- _Your instructions_: Print the data below exactly as it stands, and keep the pictures out.

++++

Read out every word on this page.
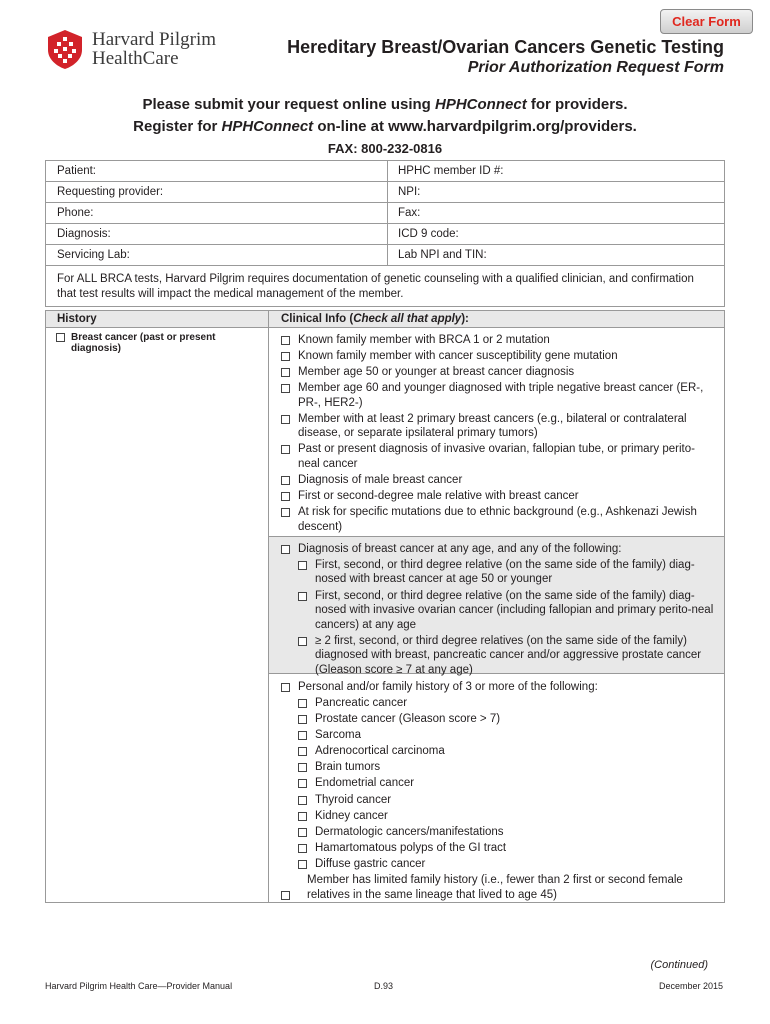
Clear Form
Harvard Pilgrim
HealthCare
Hereditary Breast/Ovarian Cancers Genetic Testing
Prior Authorization Request Form
Please submit your request online using HPHConnect for providers.
Register for HPHConnect on-line at www.harvardpilgrim.org/providers.
FAX: 800-232-0816
Patient:	HPHC member ID #:
Requesting provider:	NPI:
Phone:	Fax:
Diagnosis:	ICD 9 code:
Servicing Lab:	Lab NPI and TIN:
For ALL BRCA tests, Harvard Pilgrim requires documentation of genetic counseling with a qualified clinician, and confirmation that test results will impact the medical management of the member.
History	Clinical Info (Check all that apply):
Breast cancer (past or present diagnosis)
Known family member with BRCA 1 or 2 mutation
Known family member with cancer susceptibility gene mutation
Member age 50 or younger at breast cancer diagnosis
Member age 60 and younger diagnosed with triple negative breast cancer (ER-, PR-, HER2-)
Member with at least 2 primary breast cancers (e.g., bilateral or contralateral disease, or separate ipsilateral primary tumors)
Past or present diagnosis of invasive ovarian, fallopian tube, or primary perito-neal cancer
Diagnosis of male breast cancer
First or second-degree male relative with breast cancer
At risk for specific mutations due to ethnic background (e.g., Ashkenazi Jewish descent)
Diagnosis of breast cancer at any age, and any of the following:
First, second, or third degree relative (on the same side of the family) diag-nosed with breast cancer at age 50 or younger
First, second, or third degree relative (on the same side of the family) diag-nosed with invasive ovarian cancer (including fallopian and primary perito-neal cancers) at any age
≥ 2 first, second, or third degree relatives (on the same side of the family) diagnosed with breast, pancreatic cancer and/or aggressive prostate cancer (Gleason score ≥ 7 at any age)
Personal and/or family history of 3 or more of the following:
Pancreatic cancer
Prostate cancer (Gleason score > 7)
Sarcoma
Adrenocortical carcinoma
Brain tumors
Endometrial cancer
Thyroid cancer
Kidney cancer
Dermatologic cancers/manifestations
Hamartomatous polyps of the GI tract
Diffuse gastric cancer
Member has limited family history (i.e., fewer than 2 first or second female relatives in the same lineage that lived to age 45)
(Continued)
Harvard Pilgrim Health Care—Provider Manual	D.93	December 2015
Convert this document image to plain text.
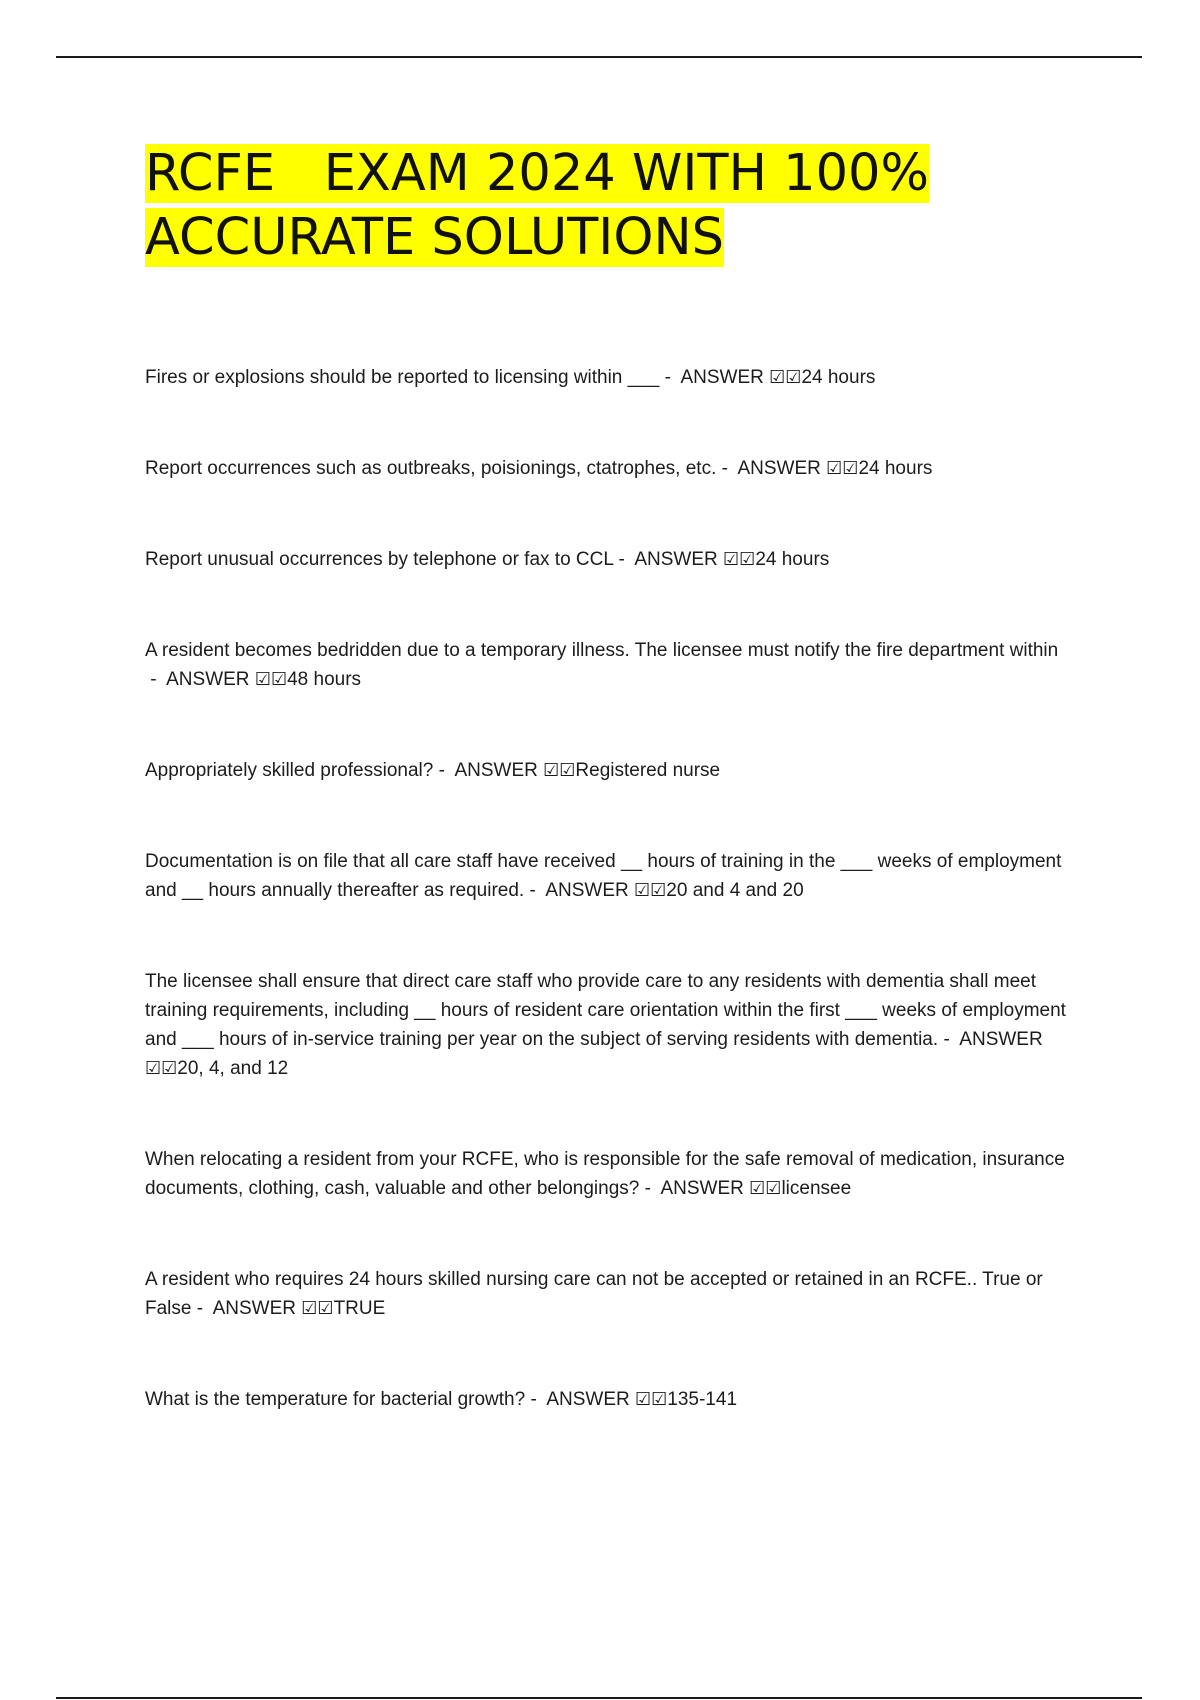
RCFE   EXAM 2024 WITH 100%
ACCURATE SOLUTIONS
Fires or explosions should be reported to licensing within ___ -  ANSWER ☑☑24 hours
Report occurrences such as outbreaks, poisionings, ctatrophes, etc. -  ANSWER ☑☑24 hours
Report unusual occurrences by telephone or fax to CCL -  ANSWER ☑☑24 hours
A resident becomes bedridden due to a temporary illness. The licensee must notify the fire department within -  ANSWER ☑☑48 hours
Appropriately skilled professional? -  ANSWER ☑☑Registered nurse
Documentation is on file that all care staff have received __ hours of training in the ___ weeks of employment and __ hours annually thereafter as required. -  ANSWER ☑☑20 and 4 and 20
The licensee shall ensure that direct care staff who provide care to any residents with dementia shall meet training requirements, including __ hours of resident care orientation within the first ___ weeks of employment and ___ hours of in-service training per year on the subject of serving residents with dementia. -  ANSWER ☑☑20, 4, and 12
When relocating a resident from your RCFE, who is responsible for the safe removal of medication, insurance documents, clothing, cash, valuable and other belongings? -  ANSWER ☑☑licensee
A resident who requires 24 hours skilled nursing care can not be accepted or retained in an RCFE.. True or False -  ANSWER ☑☑TRUE
What is the temperature for bacterial growth? -  ANSWER ☑☑135-141
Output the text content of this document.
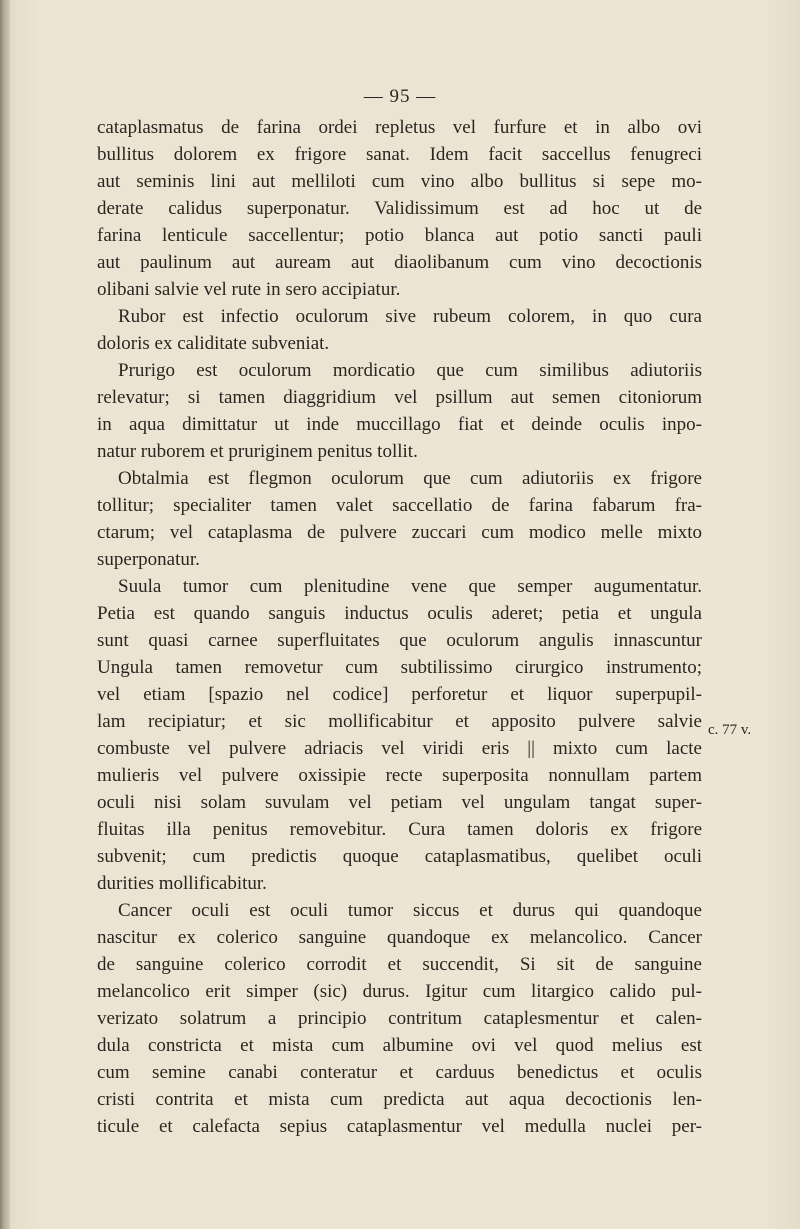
— 95 —
cataplasmatus de farina ordei repletus vel furfure et in albo ovi
bullitus dolorem ex frigore sanat. Idem facit saccellus fenugreci
aut seminis lini aut melliloti cum vino albo bullitus si sepe mo-
derate calidus superponatur. Validissimum est ad hoc ut de
farina lenticule saccellentur; potio blanca aut potio sancti pauli
aut paulinum aut auream aut diaolibanum cum vino decoctionis
olibani salvie vel rute in sero accipiatur.
Rubor est infectio oculorum sive rubeum colorem, in quo cura
doloris ex caliditate subveniat.
Prurigo est oculorum mordicatio que cum similibus adiutoriis
relevatur; si tamen diaggridium vel psillum aut semen citoniorum
in aqua dimittatur ut inde muccillago fiat et deinde oculis inpo-
natur ruborem et pruriginem penitus tollit.
Obtalmia est flegmon oculorum que cum adiutoriis ex frigore
tollitur; specialiter tamen valet saccellatio de farina fabarum fra-
ctarum; vel cataplasma de pulvere zuccari cum modico melle mixto
superponatur.
Suula tumor cum plenitudine vene que semper augumentatur.
Petia est quando sanguis inductus oculis aderet; petia et ungula
sunt quasi carnee superfluitates que oculorum angulis innascuntur
Ungula tamen removetur cum subtilissimo cirurgico instrumento;
vel etiam [spazio nel codice] perforetur et liquor superpupil-
lam recipiatur; et sic mollificabitur et apposito pulvere salvie
combuste vel pulvere adriacis vel viridi eris || mixto cum lacte
mulieris vel pulvere oxissipie recte superposita nonnullam partem
oculi nisi solam suvulam vel petiam vel ungulam tangat super-
fluitas illa penitus removebitur. Cura tamen doloris ex frigore
subvenit; cum predictis quoque cataplasmatibus, quelibet oculi
durities mollificabitur.
Cancer oculi est oculi tumor siccus et durus qui quandoque
nascitur ex colerico sanguine quandoque ex melancolico. Cancer
de sanguine colerico corrodit et succendit, Si sit de sanguine
melancolico erit simper (sic) durus. Igitur cum litargico calido pul-
verizato solatrum a principio contritum cataplesmentur et calen-
dula constricta et mista cum albumine ovi vel quod melius est
cum semine canabi conteratur et carduus benedictus et oculis
cristi contrita et mista cum predicta aut aqua decoctionis len-
ticule et calefacta sepius cataplasmentur vel medulla nuclei per-
c. 77 v.
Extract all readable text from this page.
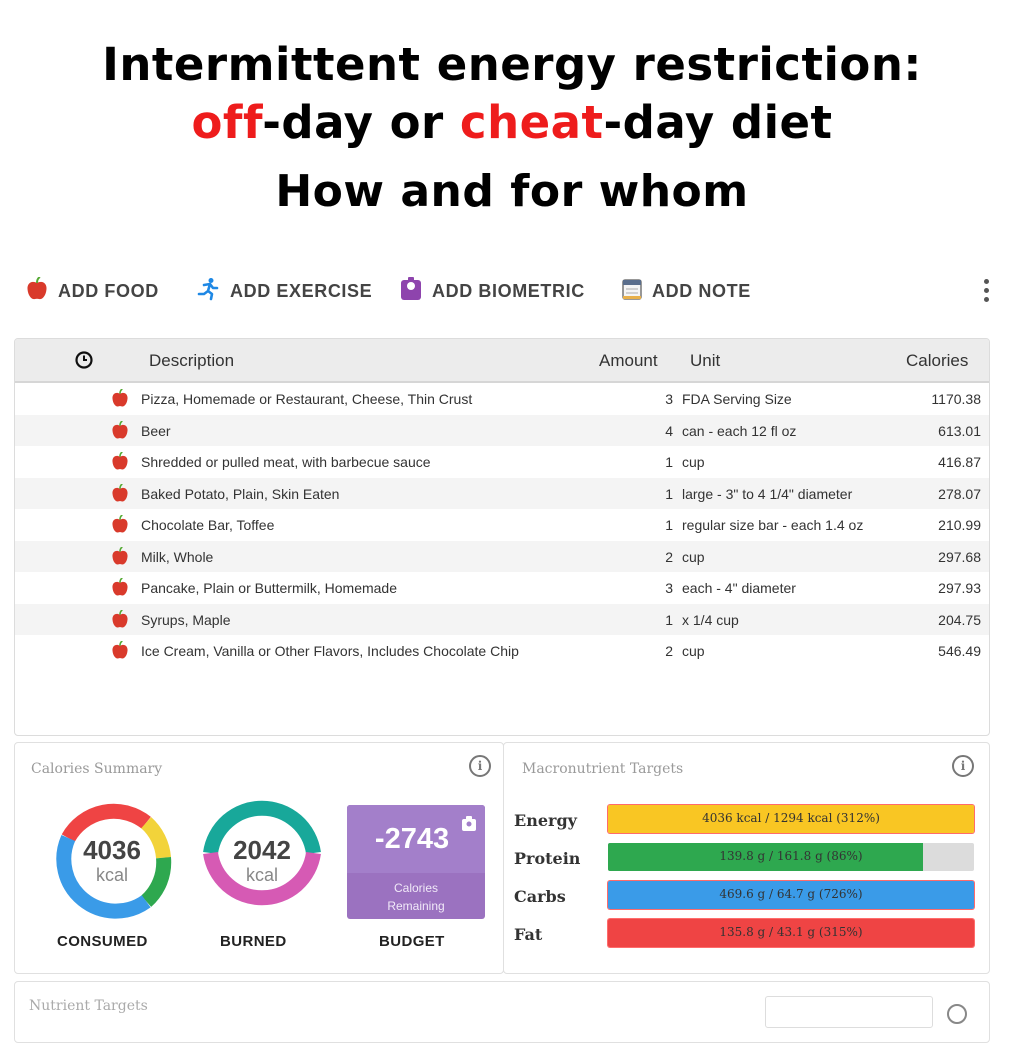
Intermittent energy restriction:
off-day or cheat-day diet
How and for whom
ADD FOOD	ADD EXERCISE	ADD BIOMETRIC	ADD NOTE
Description	Amount Unit	Calories
Pizza, Homemade or Restaurant, Cheese, Thin Crust	3 FDA Serving Size	1170.38
Beer	4 can - each 12 fl oz	613.01
Shredded or pulled meat, with barbecue sauce	1 cup	416.87
Baked Potato, Plain, Skin Eaten	1 large - 3" to 4 1/4" diameter	278.07
Chocolate Bar, Toffee	1 regular size bar - each 1.4 oz	210.99
Milk, Whole	2 cup	297.68
Pancake, Plain or Buttermilk, Homemade	3 each - 4" diameter	297.93
Syrups, Maple	1 x 1/4 cup	204.75
Ice Cream, Vanilla or Other Flavors, Includes Chocolate Chip	2 cup	546.49
Calories Summary	i
4036
kcal
CONSUMED
2042
kcal
BURNED
-2743
Calories
Remaining
BUDGET
Macronutrient Targets	i
Energy	4036 kcal / 1294 kcal (312%)
Protein	139.8 g / 161.8 g (86%)
Carbs	469.6 g / 64.7 g (726%)
Fat	135.8 g / 43.1 g (315%)
Nutrient Targets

++++

- _Result_:
Read out every word on this page.
Clear Form
Harvard Pilgrim
HealthCare
Hereditary Breast/Ovarian Cancers Genetic Testing
Prior Authorization Request Form
Please submit your request online using HPHConnect for providers.
Register for HPHConnect on-line at www.harvardpilgrim.org/providers.
FAX: 800-232-0816
Patient:	HPHC member ID #:
Requesting provider:	NPI:
Phone:	Fax:
Diagnosis:	ICD 9 code:
Servicing Lab:	Lab NPI and TIN:
For ALL BRCA tests, Harvard Pilgrim requires documentation of genetic counseling with a qualified clinician, and confirmation that test results will impact the medical management of the member.
History	Clinical Info (Check all that apply):
Breast cancer (past or present diagnosis)
Known family member with BRCA 1 or 2 mutation
Known family member with cancer susceptibility gene mutation
Member age 50 or younger at breast cancer diagnosis
Member age 60 and younger diagnosed with triple negative breast cancer (ER-, PR-, HER2-)
Member with at least 2 primary breast cancers (e.g., bilateral or contralateral disease, or separate ipsilateral primary tumors)
Past or present diagnosis of invasive ovarian, fallopian tube, or primary perito-neal cancer
Diagnosis of male breast cancer
First or second-degree male relative with breast cancer
At risk for specific mutations due to ethnic background (e.g., Ashkenazi Jewish descent)
Diagnosis of breast cancer at any age, and any of the following:
First, second, or third degree relative (on the same side of the family) diag-nosed with breast cancer at age 50 or younger
First, second, or third degree relative (on the same side of the family) diag-nosed with invasive ovarian cancer (including fallopian and primary perito-neal cancers) at any age
≥ 2 first, second, or third degree relatives (on the same side of the family) diagnosed with breast, pancreatic cancer and/or aggressive prostate cancer (Gleason score ≥ 7 at any age)
Personal and/or family history of 3 or more of the following:
Pancreatic cancer
Prostate cancer (Gleason score > 7)
Sarcoma
Adrenocortical carcinoma
Brain tumors
Endometrial cancer
Thyroid cancer
Kidney cancer
Dermatologic cancers/manifestations
Hamartomatous polyps of the GI tract
Diffuse gastric cancer
Member has limited family history (i.e., fewer than 2 first or second female relatives in the same lineage that lived to age 45)
(Continued)
Harvard Pilgrim Health Care—Provider Manual	D.93	December 2015
Convert this document image to plain text.
RCFE   EXAM 2024 WITH 100%
ACCURATE SOLUTIONS
Fires or explosions should be reported to licensing within ___ -  ANSWER ☑☑24 hours
Report occurrences such as outbreaks, poisionings, ctatrophes, etc. -  ANSWER ☑☑24 hours
Report unusual occurrences by telephone or fax to CCL -  ANSWER ☑☑24 hours
A resident becomes bedridden due to a temporary illness. The licensee must notify the fire department within -  ANSWER ☑☑48 hours
Appropriately skilled professional? -  ANSWER ☑☑Registered nurse
Documentation is on file that all care staff have received __ hours of training in the ___ weeks of employment and __ hours annually thereafter as required. -  ANSWER ☑☑20 and 4 and 20
The licensee shall ensure that direct care staff who provide care to any residents with dementia shall meet training requirements, including __ hours of resident care orientation within the first ___ weeks of employment and ___ hours of in-service training per year on the subject of serving residents with dementia. -  ANSWER ☑☑20, 4, and 12
When relocating a resident from your RCFE, who is responsible for the safe removal of medication, insurance documents, clothing, cash, valuable and other belongings? -  ANSWER ☑☑licensee
A resident who requires 24 hours skilled nursing care can not be accepted or retained in an RCFE.. True or False -  ANSWER ☑☑TRUE
What is the temperature for bacterial growth? -  ANSWER ☑☑135-141
Output the text content of this document.
— 95 —
cataplasmatus de farina ordei repletus vel furfure et in albo ovi
bullitus dolorem ex frigore sanat. Idem facit saccellus fenugreci
aut seminis lini aut melliloti cum vino albo bullitus si sepe mo-
derate calidus superponatur. Validissimum est ad hoc ut de
farina lenticule saccellentur; potio blanca aut potio sancti pauli
aut paulinum aut auream aut diaolibanum cum vino decoctionis
olibani salvie vel rute in sero accipiatur.
Rubor est infectio oculorum sive rubeum colorem, in quo cura
doloris ex caliditate subveniat.
Prurigo est oculorum mordicatio que cum similibus adiutoriis
relevatur; si tamen diaggridium vel psillum aut semen citoniorum
in aqua dimittatur ut inde muccillago fiat et deinde oculis inpo-
natur ruborem et pruriginem penitus tollit.
Obtalmia est flegmon oculorum que cum adiutoriis ex frigore
tollitur; specialiter tamen valet saccellatio de farina fabarum fra-
ctarum; vel cataplasma de pulvere zuccari cum modico melle mixto
superponatur.
Suula tumor cum plenitudine vene que semper augumentatur.
Petia est quando sanguis inductus oculis aderet; petia et ungula
sunt quasi carnee superfluitates que oculorum angulis innascuntur
Ungula tamen removetur cum subtilissimo cirurgico instrumento;
vel etiam [spazio nel codice] perforetur et liquor superpupil-
lam recipiatur; et sic mollificabitur et apposito pulvere salvie
combuste vel pulvere adriacis vel viridi eris || mixto cum lacte
mulieris vel pulvere oxissipie recte superposita nonnullam partem
oculi nisi solam suvulam vel petiam vel ungulam tangat super-
fluitas illa penitus removebitur. Cura tamen doloris ex frigore
subvenit; cum predictis quoque cataplasmatibus, quelibet oculi
durities mollificabitur.
Cancer oculi est oculi tumor siccus et durus qui quandoque
nascitur ex colerico sanguine quandoque ex melancolico. Cancer
de sanguine colerico corrodit et succendit, Si sit de sanguine
melancolico erit simper (sic) durus. Igitur cum litargico calido pul-
verizato solatrum a principio contritum cataplesmentur et calen-
dula constricta et mista cum albumine ovi vel quod melius est
cum semine canabi conteratur et carduus benedictus et oculis
cristi contrita et mista cum predicta aut aqua decoctionis len-
ticule et calefacta sepius cataplasmentur vel medulla nuclei per-
c. 77 v.
Extract all readable text from this page.
Intermittent energy restriction:
off-day or cheat-day diet
How and for whom
ADD FOOD	ADD EXERCISE	ADD BIOMETRIC	ADD NOTE
Description	Amount Unit	Calories
Pizza, Homemade or Restaurant, Cheese, Thin Crust	3 FDA Serving Size	1170.38
Beer	4 can - each 12 fl oz	613.01
Shredded or pulled meat, with barbecue sauce	1 cup	416.87
Baked Potato, Plain, Skin Eaten	1 large - 3" to 4 1/4" diameter	278.07
Chocolate Bar, Toffee	1 regular size bar - each 1.4 oz	210.99
Milk, Whole	2 cup	297.68
Pancake, Plain or Buttermilk, Homemade	3 each - 4" diameter	297.93
Syrups, Maple	1 x 1/4 cup	204.75
Ice Cream, Vanilla or Other Flavors, Includes Chocolate Chip	2 cup	546.49
Calories Summary	i
4036
kcal
CONSUMED
2042
kcal
BURNED
-2743
Calories
Remaining
BUDGET
Macronutrient Targets	i
Energy	4036 kcal / 1294 kcal (312%)
Protein	139.8 g / 161.8 g (86%)
Carbs	469.6 g / 64.7 g (726%)
Fat	135.8 g / 43.1 g (315%)
Nutrient Targets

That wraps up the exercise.